• **OBJECTIF 1**
Recopiez à l'identique les enregistrements, de la ligne qui contient « 203, 70, 226] » jusqu'à la dernière ligne des enregistrements, ces deux lignes comprises.
---------- EXTRAIT ----------
Il faut s’y attendre. Le gouvernement va finalement trouver un intérêt à toute cette affaire Woerth. La stratégie se déploie en deux temps.
Le premier temps était celui que nous avions pressenti mardi en voyant poindre la tentation du gouvernement de faire diversion en détournant le regard vers la crédibilité de Mediapart et d’Internet en général. Dès mercredi, la tactique est devenue extrêmement claire, voire caricaturale tant elle a été répétée en boucle sur toutes les radios et les plateaux de télévision. Astrid Girardeau a publié une liste non exhaustive mais déjà bien remplie des interventions destinées à discréditer Mediapart et plus généralement la presse en ligne (« méthodes fascistes« , « presse des années 30« , « pas des journalistes« , « médias aux relents d’extrême droite et de trotskisme mêlés« , etc.).
La tactique est d’autant plus efficace qu’elle trouve un appui dans l’actualité de ce jeudi, puisque l’on a appris que l’ex-comptable de Bettencourt s’est rétractée devant la police sur ses accusations les plus graves rapportées par Mediapart, et qu’elle a même accusé le journal d’avoir « romancé » ses révélations. Sauf à ce que de nouveaux éléments viennent finalement étayer la thèse d’une corruption active de l’UMP, la crédibilité de Mediapart est effectivement ternie. L’occasion est trop belle pour ses adversaires.
Ce qui permet au gouvernement et à l’Elysée de faire d’une pierre deux coups. C’est Frédéric Lefebvre qui donne un indice du deuxième temps du retournement de l’affaire Woerth, que l’UMP aimerait voir se transformer en affaire Mediapart. Dans une tribune publiée par France Soir sous le titre grandiloquent de « J’accuse« , le porte-parole du parti majoritaire dénonce dès sa première phrase « un site aux méthodes inqualifiables financé par un riche homme d’affaires« .
---------- DONNÉES SOURCES ----------
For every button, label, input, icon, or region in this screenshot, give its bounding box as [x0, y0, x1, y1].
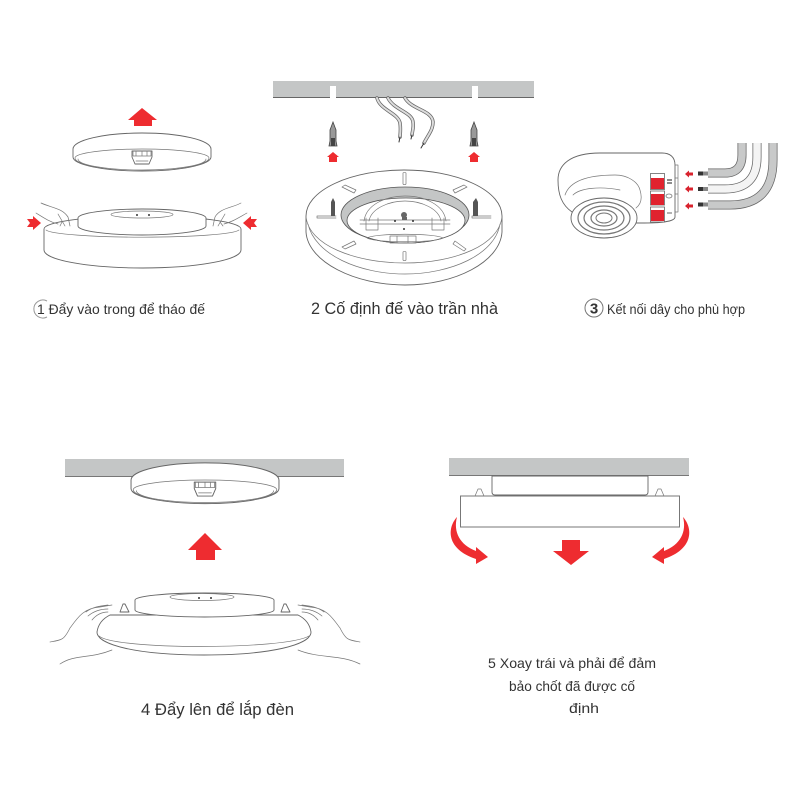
icon: left hand	[36, 203, 70, 226]
icon: mounting base	[306, 170, 502, 285]
arrow: push right	[27, 216, 41, 230]
icon: right hand	[298, 605, 360, 664]
icon: detached base ring	[73, 133, 211, 171]
arrow: up right	[468, 152, 480, 162]
arrow: up	[128, 108, 157, 126]
icon: concentric lens	[571, 198, 637, 238]
arrow: up	[188, 533, 222, 560]
icon: terminal block	[558, 153, 678, 238]
label: step 3: 3	[590, 300, 598, 318]
icon: cables	[698, 143, 773, 205]
label: step 3	[585, 299, 745, 318]
ceiling	[65, 459, 344, 477]
icon: lamp side view	[460, 489, 680, 527]
icon: mounted base ring	[131, 463, 279, 504]
label: step 5: định	[569, 700, 599, 716]
icon: lamp held by hands	[50, 593, 360, 664]
ceiling with notches	[273, 81, 534, 99]
arrow: push left	[243, 216, 257, 230]
icon: wires	[377, 98, 433, 148]
panel: step 4 push up to install	[50, 459, 360, 719]
icon: base side view	[492, 476, 648, 495]
arrow: curved right	[652, 517, 689, 564]
label: step 5: bảo chốt đã được cố	[509, 678, 635, 694]
icon: wall anchor left	[329, 122, 337, 146]
arrows: into terminals	[685, 170, 693, 210]
label: step 4: 4 Đẩy lên để lắp đèn	[141, 700, 294, 719]
panel: step 1 remove base	[27, 108, 257, 318]
panel: step 2 fix base to ceiling	[273, 81, 534, 318]
label: step 5: 5 Xoay trái và phải để đảm	[488, 655, 656, 671]
arrow: curved left	[451, 517, 488, 564]
arrow: down	[553, 540, 589, 565]
arrow: up left	[327, 152, 339, 162]
label: step 5	[488, 655, 656, 716]
icon: wall anchor right	[470, 122, 478, 146]
ceiling	[449, 458, 689, 476]
panel: step 3 connect wires	[558, 143, 773, 318]
icon: lamp with hands pressing	[36, 203, 247, 268]
label: step 3: Kết nối dây cho phù hợp	[607, 302, 745, 317]
label: step 2: 2 Cố định đế vào trần nhà	[311, 299, 499, 318]
icon: red terminals	[650, 174, 664, 222]
label: step 1: 1 Đẩy vào trong để tháo đế	[37, 301, 205, 317]
panel: step 5 rotate to lock	[449, 458, 689, 716]
icon: left hand	[50, 605, 112, 664]
icon: right hand	[213, 203, 247, 226]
----------
• **OBJECTIF 2**
Poursuivez le texte sur l'affaire Woerth après sa dernière phrase.

• **RÉPONSE RÉDIGÉE 1**
icon: left hand	[36, 203, 70, 226]
icon: mounting base	[306, 170, 502, 285]
arrow: push right	[27, 216, 41, 230]
icon: right hand	[298, 605, 360, 664]
icon: detached base ring	[73, 133, 211, 171]
arrow: up right	[468, 152, 480, 162]
arrow: up	[128, 108, 157, 126]
icon: concentric lens	[571, 198, 637, 238]
arrow: up	[188, 533, 222, 560]
icon: terminal block	[558, 153, 678, 238]
label: step 3: 3	[590, 300, 598, 318]
icon: cables	[698, 143, 773, 205]
label: step 3	[585, 299, 745, 318]
ceiling	[65, 459, 344, 477]
icon: lamp side view	[460, 489, 680, 527]
icon: mounted base ring	[131, 463, 279, 504]
label: step 5: định	[569, 700, 599, 716]
icon: lamp held by hands	[50, 593, 360, 664]
ceiling with notches	[273, 81, 534, 99]
arrow: push left	[243, 216, 257, 230]
icon: wires	[377, 98, 433, 148]
panel: step 4 push up to install	[50, 459, 360, 719]
icon: base side view	[492, 476, 648, 495]
arrow: curved right	[652, 517, 689, 564]
label: step 5: bảo chốt đã được cố	[509, 678, 635, 694]
icon: wall anchor left	[329, 122, 337, 146]
arrows: into terminals	[685, 170, 693, 210]
label: step 4: 4 Đẩy lên để lắp đèn	[141, 700, 294, 719]
panel: step 1 remove base	[27, 108, 257, 318]
panel: step 2 fix base to ceiling	[273, 81, 534, 318]
label: step 5: 5 Xoay trái và phải để đảm	[488, 655, 656, 671]
arrow: curved left	[451, 517, 488, 564]
arrow: down	[553, 540, 589, 565]
arrow: up left	[327, 152, 339, 162]
label: step 5	[488, 655, 656, 716]
icon: wall anchor right	[470, 122, 478, 146]
ceiling	[449, 458, 689, 476]
panel: step 3 connect wires	[558, 143, 773, 318]
icon: lamp with hands pressing	[36, 203, 247, 268]
label: step 3: Kết nối dây cho phù hợp	[607, 302, 745, 317]
label: step 2: 2 Cố định đế vào trần nhà	[311, 299, 499, 318]
icon: red terminals	[650, 174, 664, 222]
label: step 1: 1 Đẩy vào trong để tháo đế	[37, 301, 205, 317]
panel: step 5 rotate to lock	[449, 458, 689, 716]
icon: left hand	[50, 605, 112, 664]
icon: right hand	[213, 203, 247, 226]

• **RÉPONSE RÉDIGÉE 2**
Il fait allusion à Xavier Niel, le fondateur et principal actionnaire du fournisseur d’accès à Internet Free, qui a investi dans la création de Mediapart. Or ce détail n’aurait aucune importance s’il n’était porteur d’un sous-entendu. On se souvient en effet que Nicolas Sarkozy a bataillé contre l’offre de reprise du journal Le Monde portée par Niel, et qu’il a perdu une première bataille importante. La Société des Rédacteurs a rejeté l’offre préférée par le chef de l’Etat, ce qui a conduit le journal a entamé des négociations exclusives avec le trio Niel-Pigasse-Bergé. En septembre, un nouveau vote devra valider la reprise par le fondateur de Free, ou rouvrir les vannes à d’autres propositions.
Or avec sa toute petite phrase qui n’a l’air de rien, Frédéric Lefebvre envoie un signal que l’on peut ainsi résumer : l’homme qui finance un journal aussi peu crédible que Mediapart ne peut pas devenir le propriétaire du journal de référence que prétend rester Le Monde.
Parions que dans les prochaines heures ou les prochains jours, Xavier Niel sera de plus en plus au coeur des critiques formulées contre Mediapart, même s’il n’en est qu’un actionnaire parmi d’autres.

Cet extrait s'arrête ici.